* Direction: Count each line below that has "Water" anywhere in it. Answer with the total alone.

[START Input]

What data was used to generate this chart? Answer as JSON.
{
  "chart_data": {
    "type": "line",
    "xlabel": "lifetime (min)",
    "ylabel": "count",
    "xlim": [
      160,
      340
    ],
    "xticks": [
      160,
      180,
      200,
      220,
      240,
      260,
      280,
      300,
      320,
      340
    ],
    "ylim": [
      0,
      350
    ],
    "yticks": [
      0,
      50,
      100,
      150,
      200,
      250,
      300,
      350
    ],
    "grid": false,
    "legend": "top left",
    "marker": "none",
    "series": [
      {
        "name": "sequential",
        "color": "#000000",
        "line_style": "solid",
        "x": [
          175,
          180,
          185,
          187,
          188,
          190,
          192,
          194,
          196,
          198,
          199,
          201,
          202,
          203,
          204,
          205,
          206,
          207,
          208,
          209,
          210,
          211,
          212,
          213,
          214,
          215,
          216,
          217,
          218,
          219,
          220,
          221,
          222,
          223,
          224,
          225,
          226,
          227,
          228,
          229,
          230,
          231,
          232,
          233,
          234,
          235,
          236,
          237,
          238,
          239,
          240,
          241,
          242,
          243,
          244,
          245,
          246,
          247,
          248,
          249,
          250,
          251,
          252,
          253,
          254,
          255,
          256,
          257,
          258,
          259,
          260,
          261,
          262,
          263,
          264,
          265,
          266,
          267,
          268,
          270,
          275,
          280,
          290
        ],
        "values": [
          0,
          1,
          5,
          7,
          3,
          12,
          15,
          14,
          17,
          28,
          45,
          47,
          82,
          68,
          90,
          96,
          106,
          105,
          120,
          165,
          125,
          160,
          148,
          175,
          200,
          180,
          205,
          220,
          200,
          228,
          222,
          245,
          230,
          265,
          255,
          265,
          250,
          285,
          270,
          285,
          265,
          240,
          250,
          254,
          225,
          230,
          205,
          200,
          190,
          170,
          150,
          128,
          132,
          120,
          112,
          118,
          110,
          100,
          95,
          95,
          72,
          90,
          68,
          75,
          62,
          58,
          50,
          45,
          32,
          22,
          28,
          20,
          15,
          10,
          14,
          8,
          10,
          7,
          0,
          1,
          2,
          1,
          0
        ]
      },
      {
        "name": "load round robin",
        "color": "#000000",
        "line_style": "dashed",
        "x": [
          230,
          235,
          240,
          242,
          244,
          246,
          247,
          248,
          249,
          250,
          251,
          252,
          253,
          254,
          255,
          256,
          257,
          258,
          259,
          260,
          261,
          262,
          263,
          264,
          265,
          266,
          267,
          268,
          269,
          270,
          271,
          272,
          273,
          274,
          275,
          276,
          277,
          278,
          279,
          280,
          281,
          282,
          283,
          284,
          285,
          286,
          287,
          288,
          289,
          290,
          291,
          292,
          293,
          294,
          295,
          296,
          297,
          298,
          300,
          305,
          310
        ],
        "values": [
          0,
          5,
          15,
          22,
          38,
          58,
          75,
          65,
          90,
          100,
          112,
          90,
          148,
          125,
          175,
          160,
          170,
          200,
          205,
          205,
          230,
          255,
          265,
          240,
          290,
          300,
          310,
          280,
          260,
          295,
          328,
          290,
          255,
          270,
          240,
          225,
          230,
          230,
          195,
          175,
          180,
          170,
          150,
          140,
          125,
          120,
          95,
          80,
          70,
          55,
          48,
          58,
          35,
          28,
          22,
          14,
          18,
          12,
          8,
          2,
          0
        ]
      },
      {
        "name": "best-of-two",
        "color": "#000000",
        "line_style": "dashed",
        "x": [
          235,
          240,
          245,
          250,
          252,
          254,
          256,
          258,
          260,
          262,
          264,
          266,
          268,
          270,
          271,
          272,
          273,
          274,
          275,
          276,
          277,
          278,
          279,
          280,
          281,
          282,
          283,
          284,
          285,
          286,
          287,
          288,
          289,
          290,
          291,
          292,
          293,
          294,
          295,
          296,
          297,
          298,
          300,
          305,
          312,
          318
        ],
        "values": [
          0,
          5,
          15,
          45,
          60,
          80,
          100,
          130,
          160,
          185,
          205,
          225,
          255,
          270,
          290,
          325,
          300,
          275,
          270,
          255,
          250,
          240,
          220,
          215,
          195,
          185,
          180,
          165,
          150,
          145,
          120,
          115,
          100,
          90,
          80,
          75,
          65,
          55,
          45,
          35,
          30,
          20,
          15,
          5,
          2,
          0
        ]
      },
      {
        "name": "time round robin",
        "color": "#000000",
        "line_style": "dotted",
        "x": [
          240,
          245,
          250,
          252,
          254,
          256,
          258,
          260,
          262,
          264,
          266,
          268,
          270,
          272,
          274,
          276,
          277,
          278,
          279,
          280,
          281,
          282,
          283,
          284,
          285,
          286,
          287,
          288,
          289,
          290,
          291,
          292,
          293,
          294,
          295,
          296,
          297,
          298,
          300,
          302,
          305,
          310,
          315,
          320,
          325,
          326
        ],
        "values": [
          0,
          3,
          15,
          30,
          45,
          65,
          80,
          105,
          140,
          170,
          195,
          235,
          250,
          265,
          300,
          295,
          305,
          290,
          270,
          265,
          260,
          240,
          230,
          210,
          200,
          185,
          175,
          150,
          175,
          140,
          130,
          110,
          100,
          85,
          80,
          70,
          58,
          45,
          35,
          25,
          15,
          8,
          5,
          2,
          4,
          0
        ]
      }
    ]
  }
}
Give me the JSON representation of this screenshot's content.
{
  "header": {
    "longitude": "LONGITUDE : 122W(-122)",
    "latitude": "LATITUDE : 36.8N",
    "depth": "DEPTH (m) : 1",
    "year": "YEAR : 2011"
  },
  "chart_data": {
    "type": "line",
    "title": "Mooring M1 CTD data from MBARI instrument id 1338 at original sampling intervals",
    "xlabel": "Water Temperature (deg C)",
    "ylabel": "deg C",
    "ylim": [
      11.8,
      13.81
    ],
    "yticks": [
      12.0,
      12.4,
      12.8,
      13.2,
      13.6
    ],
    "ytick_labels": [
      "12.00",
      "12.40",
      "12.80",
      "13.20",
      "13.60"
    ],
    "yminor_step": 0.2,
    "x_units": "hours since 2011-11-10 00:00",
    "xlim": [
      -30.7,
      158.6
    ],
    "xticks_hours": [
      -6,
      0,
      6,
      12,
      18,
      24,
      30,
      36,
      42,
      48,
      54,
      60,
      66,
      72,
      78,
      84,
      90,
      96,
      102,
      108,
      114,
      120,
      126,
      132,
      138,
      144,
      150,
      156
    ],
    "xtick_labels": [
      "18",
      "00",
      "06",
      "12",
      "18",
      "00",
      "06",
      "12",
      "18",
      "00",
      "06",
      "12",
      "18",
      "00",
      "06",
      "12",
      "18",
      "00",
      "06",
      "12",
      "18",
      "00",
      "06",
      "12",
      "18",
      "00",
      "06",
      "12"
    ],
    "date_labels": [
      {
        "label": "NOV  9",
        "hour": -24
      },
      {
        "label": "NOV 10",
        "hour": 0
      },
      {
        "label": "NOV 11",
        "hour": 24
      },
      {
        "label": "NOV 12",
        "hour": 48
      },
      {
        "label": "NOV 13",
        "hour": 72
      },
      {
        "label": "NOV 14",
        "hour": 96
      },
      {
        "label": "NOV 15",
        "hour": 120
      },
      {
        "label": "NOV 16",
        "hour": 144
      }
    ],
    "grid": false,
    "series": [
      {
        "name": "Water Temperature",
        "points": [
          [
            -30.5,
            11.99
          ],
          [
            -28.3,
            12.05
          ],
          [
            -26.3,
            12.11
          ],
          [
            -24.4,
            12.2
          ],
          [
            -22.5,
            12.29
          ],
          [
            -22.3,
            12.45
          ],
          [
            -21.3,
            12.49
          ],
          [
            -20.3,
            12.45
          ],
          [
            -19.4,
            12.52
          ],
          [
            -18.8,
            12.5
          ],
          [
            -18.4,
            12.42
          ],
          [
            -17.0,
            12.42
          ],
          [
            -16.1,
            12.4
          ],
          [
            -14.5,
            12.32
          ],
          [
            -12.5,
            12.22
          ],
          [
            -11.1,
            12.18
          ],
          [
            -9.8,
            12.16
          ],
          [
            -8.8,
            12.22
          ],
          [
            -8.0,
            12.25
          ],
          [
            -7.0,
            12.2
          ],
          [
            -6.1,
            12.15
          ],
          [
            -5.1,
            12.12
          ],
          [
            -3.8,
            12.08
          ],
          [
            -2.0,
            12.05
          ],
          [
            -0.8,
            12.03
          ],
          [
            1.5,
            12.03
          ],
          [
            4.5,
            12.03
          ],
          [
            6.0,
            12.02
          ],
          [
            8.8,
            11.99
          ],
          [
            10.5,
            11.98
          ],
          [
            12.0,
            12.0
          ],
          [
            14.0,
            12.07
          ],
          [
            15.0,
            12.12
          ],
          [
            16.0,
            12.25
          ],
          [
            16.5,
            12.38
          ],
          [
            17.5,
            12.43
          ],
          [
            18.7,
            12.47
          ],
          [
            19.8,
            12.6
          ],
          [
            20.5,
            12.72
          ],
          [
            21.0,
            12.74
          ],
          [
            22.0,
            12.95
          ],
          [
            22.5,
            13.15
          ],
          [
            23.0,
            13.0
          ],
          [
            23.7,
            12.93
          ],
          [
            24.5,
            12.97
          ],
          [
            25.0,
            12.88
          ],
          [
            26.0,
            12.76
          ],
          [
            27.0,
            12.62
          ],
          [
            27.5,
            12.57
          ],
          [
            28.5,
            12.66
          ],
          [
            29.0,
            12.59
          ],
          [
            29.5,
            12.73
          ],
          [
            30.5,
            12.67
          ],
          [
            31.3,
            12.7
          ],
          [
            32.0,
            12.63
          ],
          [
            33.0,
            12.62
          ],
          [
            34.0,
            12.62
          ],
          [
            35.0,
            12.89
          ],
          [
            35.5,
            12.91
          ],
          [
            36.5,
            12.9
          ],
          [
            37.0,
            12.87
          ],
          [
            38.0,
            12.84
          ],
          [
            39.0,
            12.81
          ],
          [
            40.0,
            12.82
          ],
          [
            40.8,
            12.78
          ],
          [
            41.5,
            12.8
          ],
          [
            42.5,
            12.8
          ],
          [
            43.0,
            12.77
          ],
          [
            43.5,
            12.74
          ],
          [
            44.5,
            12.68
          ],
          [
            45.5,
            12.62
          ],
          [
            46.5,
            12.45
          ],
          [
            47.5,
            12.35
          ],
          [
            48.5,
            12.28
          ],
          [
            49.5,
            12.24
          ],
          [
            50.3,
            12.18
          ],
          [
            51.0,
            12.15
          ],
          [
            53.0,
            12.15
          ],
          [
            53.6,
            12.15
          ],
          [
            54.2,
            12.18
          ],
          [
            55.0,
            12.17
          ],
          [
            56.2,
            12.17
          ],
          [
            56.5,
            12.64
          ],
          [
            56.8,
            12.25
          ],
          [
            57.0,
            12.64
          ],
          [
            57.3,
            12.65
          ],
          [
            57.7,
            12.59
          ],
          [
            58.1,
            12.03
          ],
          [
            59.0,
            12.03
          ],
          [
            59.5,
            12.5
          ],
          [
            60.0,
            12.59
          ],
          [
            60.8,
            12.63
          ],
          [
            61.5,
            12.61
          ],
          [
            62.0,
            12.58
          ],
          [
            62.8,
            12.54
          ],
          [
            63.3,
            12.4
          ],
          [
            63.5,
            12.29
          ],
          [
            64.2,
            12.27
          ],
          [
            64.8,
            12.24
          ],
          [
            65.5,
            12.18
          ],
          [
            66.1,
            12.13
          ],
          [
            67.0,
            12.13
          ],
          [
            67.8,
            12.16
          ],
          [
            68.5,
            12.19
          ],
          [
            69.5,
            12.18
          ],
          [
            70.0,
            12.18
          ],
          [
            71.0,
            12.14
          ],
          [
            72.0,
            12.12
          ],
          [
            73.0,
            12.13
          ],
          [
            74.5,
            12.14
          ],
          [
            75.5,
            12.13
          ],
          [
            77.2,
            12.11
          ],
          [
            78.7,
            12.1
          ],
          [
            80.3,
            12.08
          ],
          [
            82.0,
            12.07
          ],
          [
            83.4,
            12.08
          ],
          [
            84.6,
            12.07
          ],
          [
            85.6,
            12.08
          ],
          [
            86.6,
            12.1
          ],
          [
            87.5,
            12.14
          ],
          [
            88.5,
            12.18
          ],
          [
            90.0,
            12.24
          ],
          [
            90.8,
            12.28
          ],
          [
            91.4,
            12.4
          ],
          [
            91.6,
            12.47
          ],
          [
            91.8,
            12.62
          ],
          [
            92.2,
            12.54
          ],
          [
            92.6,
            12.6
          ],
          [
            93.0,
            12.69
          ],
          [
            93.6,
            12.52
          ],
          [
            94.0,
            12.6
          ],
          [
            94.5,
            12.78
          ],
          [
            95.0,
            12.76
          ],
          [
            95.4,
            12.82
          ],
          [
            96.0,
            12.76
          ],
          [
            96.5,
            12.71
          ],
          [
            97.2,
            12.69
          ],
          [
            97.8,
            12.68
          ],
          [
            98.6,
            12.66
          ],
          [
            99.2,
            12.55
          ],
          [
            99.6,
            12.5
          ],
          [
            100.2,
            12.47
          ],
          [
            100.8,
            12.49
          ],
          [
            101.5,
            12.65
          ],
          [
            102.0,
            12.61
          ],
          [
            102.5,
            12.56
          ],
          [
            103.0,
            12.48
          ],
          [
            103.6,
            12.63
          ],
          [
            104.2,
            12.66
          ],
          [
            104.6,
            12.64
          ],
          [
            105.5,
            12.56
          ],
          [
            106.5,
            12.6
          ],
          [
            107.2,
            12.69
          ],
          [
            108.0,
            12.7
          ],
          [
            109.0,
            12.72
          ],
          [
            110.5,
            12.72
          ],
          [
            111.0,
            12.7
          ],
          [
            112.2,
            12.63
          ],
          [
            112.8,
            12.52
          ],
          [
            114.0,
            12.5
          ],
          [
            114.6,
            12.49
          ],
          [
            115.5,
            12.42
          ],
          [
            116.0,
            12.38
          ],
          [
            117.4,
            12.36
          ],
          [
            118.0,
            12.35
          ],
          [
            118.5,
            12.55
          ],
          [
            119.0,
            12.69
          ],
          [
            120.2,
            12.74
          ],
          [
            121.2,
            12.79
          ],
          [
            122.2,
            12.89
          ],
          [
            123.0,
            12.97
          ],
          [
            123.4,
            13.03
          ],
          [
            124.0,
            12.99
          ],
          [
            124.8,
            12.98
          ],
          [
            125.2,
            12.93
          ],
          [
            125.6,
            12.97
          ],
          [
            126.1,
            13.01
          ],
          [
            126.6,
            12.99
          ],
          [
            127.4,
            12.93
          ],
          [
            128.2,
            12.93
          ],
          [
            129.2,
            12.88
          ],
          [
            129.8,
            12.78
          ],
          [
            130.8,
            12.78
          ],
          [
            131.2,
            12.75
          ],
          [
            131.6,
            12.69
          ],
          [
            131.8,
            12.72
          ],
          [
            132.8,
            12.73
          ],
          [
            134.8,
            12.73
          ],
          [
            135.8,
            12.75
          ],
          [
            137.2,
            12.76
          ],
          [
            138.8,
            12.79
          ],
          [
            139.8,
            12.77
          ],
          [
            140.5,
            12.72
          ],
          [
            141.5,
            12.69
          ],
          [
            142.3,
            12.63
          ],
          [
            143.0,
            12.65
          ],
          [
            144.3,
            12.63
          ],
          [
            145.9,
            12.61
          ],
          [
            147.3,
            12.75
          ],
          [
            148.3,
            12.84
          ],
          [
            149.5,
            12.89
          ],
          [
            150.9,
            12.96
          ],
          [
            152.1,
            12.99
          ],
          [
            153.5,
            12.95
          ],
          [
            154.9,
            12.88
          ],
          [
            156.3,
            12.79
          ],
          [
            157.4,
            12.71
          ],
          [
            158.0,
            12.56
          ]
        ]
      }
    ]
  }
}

[END Input]

* Correct response: 2